[START RAW DATA]

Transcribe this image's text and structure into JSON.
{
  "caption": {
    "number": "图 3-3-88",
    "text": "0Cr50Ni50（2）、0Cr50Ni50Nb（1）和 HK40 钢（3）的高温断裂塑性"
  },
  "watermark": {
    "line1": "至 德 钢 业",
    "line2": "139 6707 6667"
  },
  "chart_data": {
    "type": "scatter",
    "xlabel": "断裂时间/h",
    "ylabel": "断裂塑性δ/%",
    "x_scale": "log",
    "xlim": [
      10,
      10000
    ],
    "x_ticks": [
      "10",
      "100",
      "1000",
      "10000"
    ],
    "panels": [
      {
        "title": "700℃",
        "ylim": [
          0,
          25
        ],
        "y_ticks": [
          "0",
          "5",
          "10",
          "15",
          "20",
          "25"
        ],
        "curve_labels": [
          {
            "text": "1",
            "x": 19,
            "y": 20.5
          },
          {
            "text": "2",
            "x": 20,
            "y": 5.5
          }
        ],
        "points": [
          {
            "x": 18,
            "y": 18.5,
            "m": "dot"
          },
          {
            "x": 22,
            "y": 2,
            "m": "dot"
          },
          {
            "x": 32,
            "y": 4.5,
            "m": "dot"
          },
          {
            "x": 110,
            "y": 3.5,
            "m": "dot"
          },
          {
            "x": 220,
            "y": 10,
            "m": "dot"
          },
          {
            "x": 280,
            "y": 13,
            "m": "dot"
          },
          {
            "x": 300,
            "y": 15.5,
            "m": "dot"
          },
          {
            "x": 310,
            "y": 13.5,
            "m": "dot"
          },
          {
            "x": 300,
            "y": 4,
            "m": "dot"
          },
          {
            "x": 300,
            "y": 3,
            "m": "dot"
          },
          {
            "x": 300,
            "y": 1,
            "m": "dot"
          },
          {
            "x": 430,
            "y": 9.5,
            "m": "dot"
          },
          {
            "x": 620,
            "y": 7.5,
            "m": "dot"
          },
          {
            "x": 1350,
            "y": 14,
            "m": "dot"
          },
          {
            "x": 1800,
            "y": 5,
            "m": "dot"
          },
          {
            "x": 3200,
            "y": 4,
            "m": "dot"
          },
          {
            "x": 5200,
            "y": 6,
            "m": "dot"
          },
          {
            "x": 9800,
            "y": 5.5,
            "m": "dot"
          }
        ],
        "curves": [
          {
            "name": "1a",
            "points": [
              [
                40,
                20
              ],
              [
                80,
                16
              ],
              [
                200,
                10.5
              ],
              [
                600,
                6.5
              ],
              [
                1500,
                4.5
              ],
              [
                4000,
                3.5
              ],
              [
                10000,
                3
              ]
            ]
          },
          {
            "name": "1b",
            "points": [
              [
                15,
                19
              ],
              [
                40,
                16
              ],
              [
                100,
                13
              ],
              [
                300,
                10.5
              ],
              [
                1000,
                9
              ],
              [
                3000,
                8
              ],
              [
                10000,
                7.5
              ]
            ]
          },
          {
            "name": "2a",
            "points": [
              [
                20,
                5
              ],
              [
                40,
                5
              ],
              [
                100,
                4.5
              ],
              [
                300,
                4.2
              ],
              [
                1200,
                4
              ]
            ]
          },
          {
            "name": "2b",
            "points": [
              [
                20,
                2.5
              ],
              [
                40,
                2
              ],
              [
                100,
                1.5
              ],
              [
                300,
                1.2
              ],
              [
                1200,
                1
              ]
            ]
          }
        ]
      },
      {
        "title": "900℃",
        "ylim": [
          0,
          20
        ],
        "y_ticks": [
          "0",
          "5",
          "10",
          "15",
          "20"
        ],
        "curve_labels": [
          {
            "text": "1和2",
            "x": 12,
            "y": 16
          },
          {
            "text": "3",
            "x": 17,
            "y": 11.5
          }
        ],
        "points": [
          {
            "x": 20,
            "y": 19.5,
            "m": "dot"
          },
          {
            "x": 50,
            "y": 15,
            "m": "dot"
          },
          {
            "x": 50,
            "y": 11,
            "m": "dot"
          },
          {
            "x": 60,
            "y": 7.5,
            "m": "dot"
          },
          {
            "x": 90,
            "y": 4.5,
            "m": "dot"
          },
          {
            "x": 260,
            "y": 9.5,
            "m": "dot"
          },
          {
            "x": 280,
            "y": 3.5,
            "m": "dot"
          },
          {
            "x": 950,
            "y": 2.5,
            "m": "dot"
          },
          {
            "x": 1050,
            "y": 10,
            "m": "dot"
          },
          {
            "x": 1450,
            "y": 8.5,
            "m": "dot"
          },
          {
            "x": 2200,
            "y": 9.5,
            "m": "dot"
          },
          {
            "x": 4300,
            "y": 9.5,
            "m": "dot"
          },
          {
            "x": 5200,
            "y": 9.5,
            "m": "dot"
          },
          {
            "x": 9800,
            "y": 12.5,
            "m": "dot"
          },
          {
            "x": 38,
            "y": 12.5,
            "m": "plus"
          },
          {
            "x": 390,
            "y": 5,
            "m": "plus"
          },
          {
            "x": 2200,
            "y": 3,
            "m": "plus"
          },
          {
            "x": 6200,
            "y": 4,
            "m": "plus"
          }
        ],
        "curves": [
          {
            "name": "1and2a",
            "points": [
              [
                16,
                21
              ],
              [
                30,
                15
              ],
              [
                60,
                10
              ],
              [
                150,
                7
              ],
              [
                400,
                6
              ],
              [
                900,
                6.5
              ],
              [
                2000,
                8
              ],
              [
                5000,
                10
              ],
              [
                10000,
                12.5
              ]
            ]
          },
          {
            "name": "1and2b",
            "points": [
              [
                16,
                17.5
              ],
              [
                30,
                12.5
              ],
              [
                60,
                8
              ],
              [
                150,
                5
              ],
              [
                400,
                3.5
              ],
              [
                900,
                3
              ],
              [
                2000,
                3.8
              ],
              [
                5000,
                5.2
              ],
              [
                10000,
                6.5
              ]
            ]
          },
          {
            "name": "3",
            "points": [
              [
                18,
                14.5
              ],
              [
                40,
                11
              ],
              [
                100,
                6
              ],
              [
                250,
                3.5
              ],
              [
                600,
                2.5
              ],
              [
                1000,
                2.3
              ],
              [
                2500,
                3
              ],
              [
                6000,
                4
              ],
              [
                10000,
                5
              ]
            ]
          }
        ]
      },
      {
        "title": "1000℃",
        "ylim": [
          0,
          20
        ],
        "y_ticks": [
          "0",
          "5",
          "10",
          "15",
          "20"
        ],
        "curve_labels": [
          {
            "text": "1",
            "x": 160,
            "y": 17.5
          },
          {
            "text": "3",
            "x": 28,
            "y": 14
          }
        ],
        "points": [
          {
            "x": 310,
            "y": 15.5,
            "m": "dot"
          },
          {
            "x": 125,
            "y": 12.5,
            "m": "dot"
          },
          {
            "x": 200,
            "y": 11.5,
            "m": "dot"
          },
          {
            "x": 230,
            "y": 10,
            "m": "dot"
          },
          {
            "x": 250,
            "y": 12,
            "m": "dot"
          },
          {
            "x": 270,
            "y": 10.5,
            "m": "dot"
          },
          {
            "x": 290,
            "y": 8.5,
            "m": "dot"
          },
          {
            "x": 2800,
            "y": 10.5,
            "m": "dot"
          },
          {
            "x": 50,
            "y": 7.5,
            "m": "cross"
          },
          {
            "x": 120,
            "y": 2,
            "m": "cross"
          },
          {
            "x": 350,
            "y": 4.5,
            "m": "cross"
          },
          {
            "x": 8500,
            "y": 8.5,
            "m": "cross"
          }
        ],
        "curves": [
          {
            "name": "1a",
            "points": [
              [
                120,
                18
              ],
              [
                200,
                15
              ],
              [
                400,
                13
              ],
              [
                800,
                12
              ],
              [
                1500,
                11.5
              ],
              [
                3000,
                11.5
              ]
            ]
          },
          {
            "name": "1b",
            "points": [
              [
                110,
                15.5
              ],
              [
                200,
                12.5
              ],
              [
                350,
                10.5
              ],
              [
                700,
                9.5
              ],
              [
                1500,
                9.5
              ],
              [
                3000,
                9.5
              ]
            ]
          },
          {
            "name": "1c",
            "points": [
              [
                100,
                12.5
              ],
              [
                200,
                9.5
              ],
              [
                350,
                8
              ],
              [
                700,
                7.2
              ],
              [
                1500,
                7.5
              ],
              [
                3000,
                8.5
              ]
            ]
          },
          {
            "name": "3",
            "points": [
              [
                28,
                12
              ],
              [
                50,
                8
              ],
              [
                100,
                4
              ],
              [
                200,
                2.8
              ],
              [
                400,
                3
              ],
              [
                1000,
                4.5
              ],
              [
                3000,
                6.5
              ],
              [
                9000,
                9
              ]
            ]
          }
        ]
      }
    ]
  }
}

[END RAW DATA]

_AIM OF THE EXERCISE_
Go through the preceding material and copy each line that has the word "text".

_SOLVED EXERCISE_
Transcribe this image's text and structure into JSON.
    "text": "0Cr50Ni50（2）、0Cr50Ni50Nb（1）和 HK40 钢（3）的高温断裂塑性"
            "text": "1",
            "text": "2",
            "text": "1和2",
            "text": "3",
            "text": "1",
            "text": "3",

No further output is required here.